#### Stated problem:
In how many lines does the string "shouldn" appear? Answer with the number only.

#### Exercise input:
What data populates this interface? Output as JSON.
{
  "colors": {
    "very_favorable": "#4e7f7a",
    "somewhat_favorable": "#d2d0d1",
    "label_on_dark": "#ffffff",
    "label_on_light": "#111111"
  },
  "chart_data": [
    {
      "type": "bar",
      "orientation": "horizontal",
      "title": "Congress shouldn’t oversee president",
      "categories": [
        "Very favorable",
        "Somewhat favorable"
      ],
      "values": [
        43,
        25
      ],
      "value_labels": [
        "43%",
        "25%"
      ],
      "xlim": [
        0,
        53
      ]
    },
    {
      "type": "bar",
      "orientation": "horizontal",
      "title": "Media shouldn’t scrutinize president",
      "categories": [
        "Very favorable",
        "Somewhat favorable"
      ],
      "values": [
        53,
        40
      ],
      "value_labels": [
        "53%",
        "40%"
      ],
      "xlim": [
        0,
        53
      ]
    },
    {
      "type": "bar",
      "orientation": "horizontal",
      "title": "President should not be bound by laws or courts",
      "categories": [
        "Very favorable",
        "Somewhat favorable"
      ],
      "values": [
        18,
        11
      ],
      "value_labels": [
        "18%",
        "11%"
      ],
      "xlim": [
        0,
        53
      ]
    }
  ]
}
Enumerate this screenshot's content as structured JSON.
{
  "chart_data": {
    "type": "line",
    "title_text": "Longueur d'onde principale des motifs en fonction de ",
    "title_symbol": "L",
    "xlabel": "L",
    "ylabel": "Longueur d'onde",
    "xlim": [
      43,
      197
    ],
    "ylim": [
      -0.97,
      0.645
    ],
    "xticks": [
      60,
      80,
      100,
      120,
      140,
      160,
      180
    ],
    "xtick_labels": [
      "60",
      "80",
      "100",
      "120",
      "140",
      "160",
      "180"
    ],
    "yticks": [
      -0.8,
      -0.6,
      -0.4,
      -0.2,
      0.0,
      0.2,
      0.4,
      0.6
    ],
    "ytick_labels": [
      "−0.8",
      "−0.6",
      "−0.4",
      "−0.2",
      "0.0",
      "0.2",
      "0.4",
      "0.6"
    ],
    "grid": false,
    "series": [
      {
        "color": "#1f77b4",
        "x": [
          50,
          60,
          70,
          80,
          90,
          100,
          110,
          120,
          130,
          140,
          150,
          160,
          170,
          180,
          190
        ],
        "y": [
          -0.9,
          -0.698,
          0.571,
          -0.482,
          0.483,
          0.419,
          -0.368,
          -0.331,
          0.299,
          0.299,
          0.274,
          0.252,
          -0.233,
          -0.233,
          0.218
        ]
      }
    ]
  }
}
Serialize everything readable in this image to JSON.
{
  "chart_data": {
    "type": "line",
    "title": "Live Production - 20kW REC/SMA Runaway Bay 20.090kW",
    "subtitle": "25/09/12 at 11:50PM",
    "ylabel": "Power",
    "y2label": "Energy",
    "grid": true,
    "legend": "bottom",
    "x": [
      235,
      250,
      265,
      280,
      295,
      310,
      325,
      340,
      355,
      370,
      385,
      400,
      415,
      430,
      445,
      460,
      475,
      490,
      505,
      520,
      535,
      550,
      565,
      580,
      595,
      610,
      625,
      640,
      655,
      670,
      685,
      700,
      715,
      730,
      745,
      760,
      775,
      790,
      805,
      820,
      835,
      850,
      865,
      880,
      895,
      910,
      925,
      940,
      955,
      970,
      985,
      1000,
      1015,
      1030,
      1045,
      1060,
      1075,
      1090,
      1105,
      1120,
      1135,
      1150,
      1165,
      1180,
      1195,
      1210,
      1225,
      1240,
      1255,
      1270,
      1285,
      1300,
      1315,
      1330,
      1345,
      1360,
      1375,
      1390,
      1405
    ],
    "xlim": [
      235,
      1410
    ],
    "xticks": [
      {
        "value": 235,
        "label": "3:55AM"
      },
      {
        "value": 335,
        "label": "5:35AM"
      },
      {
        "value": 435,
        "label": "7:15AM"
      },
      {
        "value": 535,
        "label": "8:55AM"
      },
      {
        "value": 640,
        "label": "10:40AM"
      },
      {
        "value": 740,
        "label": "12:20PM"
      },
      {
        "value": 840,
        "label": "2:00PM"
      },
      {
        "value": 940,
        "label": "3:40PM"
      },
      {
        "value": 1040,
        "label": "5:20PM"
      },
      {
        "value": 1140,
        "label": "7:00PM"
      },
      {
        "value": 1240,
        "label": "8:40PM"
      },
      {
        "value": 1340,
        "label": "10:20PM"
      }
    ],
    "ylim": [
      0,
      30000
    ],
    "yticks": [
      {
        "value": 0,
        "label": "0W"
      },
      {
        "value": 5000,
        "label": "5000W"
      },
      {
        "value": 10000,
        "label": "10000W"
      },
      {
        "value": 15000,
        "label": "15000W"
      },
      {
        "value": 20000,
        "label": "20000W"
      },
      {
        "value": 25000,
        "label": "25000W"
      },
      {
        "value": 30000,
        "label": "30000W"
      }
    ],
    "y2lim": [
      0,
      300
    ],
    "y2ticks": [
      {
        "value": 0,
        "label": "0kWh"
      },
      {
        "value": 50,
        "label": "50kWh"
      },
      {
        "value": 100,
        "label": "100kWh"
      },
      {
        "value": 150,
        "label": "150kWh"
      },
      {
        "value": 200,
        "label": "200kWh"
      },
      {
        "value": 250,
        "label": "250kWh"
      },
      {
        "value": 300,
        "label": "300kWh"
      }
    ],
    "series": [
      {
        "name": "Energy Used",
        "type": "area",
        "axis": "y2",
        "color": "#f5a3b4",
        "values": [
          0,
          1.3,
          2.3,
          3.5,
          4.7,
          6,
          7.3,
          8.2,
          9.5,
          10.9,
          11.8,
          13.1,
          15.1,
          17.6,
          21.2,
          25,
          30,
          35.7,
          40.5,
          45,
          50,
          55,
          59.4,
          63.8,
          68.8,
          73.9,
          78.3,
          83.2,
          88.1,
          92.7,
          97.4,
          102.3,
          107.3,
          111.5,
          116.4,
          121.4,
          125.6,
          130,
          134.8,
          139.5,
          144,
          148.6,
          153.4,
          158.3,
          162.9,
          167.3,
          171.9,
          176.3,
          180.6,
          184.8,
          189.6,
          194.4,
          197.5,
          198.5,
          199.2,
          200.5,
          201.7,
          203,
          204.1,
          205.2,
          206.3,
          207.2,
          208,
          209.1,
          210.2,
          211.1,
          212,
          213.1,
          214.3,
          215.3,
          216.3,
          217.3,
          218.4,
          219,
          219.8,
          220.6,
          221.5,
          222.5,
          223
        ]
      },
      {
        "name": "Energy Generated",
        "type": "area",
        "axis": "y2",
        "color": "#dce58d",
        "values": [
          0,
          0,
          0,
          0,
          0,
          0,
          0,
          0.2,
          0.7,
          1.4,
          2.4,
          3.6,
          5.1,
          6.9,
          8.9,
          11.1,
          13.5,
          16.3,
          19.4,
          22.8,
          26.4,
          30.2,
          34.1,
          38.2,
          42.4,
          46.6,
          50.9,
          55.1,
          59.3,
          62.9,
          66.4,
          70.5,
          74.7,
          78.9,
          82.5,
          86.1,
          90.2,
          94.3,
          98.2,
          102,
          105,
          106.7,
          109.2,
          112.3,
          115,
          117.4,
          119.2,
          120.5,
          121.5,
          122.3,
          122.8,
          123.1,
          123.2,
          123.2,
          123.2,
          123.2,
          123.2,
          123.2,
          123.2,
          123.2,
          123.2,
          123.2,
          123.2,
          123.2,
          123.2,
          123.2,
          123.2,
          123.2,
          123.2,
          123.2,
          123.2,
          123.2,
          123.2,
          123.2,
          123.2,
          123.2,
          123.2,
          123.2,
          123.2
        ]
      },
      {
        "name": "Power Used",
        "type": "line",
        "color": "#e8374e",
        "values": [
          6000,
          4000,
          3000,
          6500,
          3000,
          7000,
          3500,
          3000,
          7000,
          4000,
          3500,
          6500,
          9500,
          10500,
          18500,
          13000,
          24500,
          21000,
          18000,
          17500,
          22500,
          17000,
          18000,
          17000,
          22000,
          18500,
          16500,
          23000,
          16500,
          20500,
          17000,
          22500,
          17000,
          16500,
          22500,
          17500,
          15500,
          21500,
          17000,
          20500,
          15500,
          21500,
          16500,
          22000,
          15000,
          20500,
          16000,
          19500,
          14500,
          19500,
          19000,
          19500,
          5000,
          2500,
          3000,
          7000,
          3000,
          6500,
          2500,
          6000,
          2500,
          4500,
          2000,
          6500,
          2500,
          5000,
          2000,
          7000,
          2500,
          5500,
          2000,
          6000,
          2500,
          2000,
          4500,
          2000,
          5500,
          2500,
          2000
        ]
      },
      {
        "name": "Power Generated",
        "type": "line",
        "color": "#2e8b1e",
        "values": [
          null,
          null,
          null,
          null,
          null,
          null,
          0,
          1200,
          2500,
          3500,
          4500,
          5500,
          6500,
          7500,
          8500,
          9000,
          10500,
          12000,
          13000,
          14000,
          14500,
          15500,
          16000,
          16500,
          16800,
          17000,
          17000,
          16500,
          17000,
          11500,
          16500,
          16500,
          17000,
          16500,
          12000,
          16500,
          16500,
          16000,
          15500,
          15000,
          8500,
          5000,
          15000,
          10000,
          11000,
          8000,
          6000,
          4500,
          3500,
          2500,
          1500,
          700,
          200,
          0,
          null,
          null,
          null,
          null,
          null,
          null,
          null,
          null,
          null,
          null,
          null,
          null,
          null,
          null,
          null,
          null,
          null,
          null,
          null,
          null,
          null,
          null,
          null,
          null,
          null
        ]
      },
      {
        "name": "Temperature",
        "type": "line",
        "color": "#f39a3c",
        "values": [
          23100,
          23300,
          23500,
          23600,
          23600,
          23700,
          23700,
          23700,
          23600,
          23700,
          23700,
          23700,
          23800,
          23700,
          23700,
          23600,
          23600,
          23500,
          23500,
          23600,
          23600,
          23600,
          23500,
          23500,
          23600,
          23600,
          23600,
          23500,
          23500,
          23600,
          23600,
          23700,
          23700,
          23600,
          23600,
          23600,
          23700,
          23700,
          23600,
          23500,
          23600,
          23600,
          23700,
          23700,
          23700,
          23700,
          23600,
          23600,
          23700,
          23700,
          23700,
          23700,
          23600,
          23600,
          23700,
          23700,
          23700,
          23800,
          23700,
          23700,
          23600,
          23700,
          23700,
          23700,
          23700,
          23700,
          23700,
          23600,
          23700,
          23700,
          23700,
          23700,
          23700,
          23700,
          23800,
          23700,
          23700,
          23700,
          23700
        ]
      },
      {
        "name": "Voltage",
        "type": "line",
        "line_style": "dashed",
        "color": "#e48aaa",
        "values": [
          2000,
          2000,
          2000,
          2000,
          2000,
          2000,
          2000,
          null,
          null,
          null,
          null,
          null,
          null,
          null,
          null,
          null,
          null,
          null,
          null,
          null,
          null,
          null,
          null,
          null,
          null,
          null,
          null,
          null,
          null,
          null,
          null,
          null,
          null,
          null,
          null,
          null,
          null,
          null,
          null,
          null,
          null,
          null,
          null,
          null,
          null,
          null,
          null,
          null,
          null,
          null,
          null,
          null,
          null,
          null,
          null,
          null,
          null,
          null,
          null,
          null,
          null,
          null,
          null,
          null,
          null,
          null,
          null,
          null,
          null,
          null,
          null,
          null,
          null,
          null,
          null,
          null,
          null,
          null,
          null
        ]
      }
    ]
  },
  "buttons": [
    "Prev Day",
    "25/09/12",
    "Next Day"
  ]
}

#### Result of this exercise:
2